**What needs to be done**
Search the material below for the string "name" and extract each line that has it.

━━━ The data

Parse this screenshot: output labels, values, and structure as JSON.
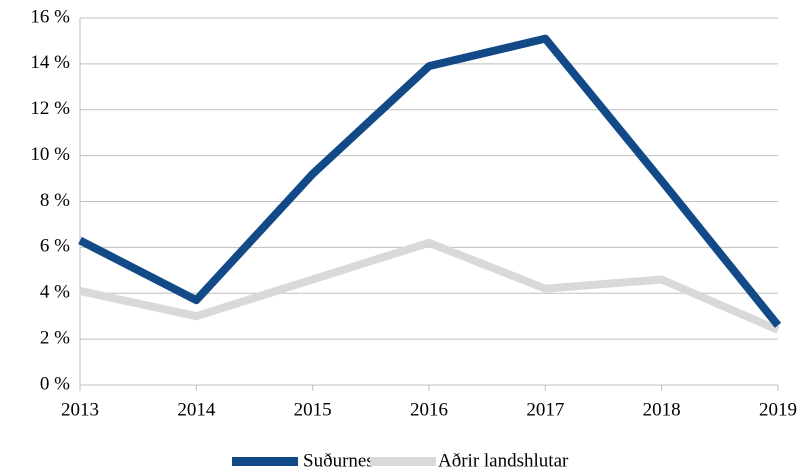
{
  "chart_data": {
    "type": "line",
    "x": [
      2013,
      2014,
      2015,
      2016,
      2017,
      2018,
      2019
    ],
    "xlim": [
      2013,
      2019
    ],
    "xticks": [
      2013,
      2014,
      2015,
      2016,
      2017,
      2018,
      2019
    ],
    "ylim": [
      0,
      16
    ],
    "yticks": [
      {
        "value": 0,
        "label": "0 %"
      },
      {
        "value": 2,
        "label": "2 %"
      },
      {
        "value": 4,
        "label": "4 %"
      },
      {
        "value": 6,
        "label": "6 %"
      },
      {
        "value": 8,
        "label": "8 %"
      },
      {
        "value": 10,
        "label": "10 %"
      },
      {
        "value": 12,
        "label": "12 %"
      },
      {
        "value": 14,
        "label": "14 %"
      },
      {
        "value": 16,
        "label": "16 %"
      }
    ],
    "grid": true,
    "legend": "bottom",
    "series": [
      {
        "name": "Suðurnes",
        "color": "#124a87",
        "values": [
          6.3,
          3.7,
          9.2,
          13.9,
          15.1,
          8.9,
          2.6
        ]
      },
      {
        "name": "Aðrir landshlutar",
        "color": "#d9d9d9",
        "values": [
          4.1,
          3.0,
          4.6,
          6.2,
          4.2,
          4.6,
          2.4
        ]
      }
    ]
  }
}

━━━━━━
━━━ The data

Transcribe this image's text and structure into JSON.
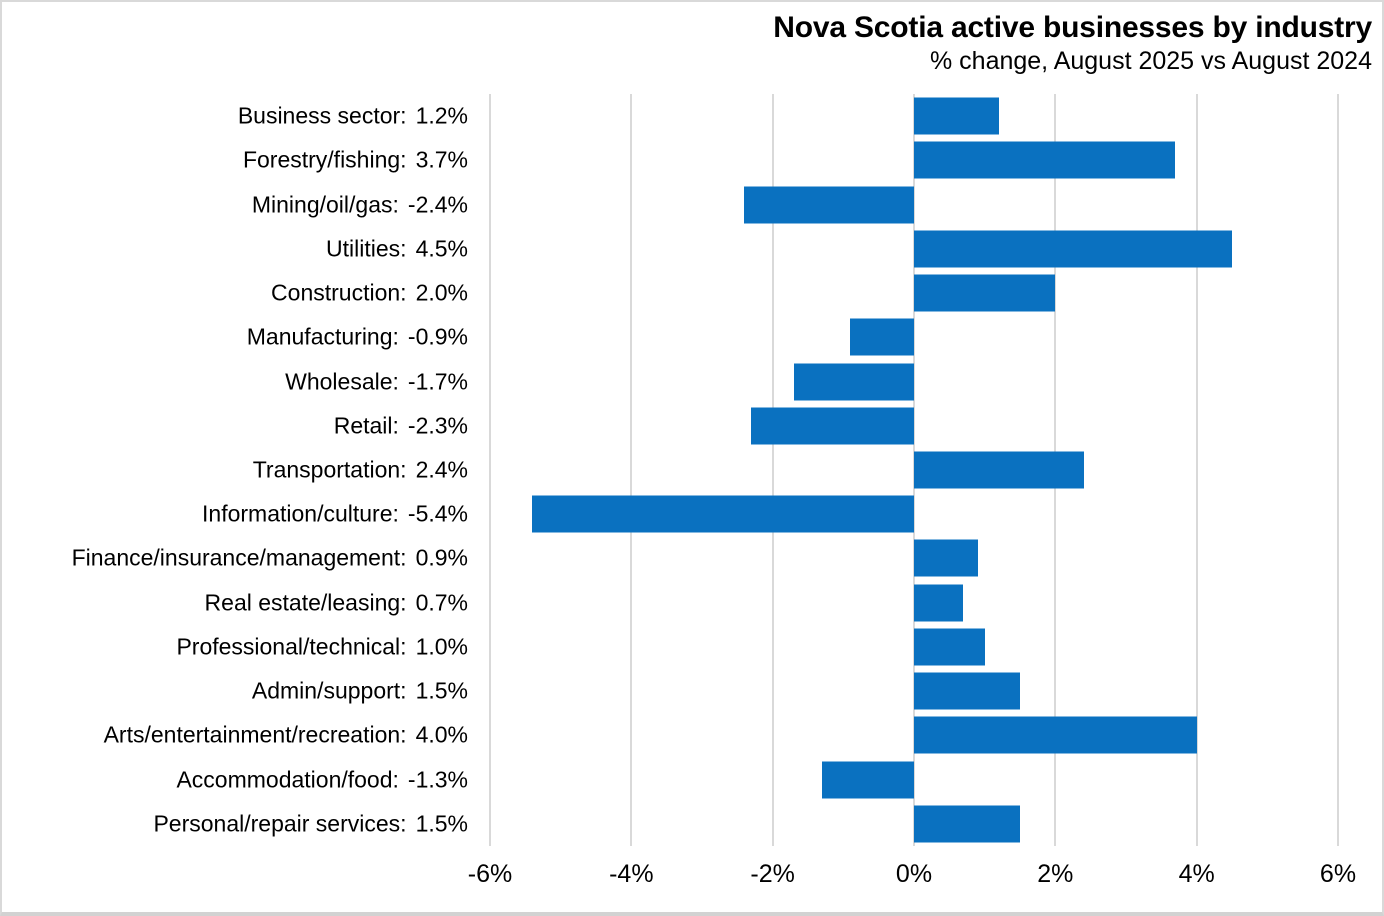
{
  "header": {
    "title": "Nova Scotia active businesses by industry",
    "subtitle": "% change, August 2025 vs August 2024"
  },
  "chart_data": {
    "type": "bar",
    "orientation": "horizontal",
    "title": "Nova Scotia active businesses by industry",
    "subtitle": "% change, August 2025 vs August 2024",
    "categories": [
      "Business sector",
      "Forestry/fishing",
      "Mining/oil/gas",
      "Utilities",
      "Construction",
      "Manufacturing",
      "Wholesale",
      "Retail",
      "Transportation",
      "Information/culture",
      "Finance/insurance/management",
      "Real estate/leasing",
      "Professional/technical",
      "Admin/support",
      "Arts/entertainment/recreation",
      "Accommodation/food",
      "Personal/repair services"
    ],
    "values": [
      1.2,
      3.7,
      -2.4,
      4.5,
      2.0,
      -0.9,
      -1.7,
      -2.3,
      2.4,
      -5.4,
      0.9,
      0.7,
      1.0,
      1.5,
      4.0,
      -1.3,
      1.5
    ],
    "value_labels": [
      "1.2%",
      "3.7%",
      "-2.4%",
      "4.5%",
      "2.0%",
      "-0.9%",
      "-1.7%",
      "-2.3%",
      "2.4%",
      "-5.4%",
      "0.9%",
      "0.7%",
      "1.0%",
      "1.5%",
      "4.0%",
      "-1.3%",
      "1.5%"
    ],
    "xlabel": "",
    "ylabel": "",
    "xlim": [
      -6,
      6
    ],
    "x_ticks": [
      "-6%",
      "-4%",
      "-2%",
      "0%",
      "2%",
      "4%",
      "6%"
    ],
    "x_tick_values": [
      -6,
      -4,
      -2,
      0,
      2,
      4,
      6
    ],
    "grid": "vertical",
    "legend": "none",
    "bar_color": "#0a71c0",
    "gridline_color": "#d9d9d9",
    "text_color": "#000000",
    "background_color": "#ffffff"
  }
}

━━━━━━

**Answer for this exercise**
        "name": "Suðurnes",
        "name": "Aðrir landshlutar",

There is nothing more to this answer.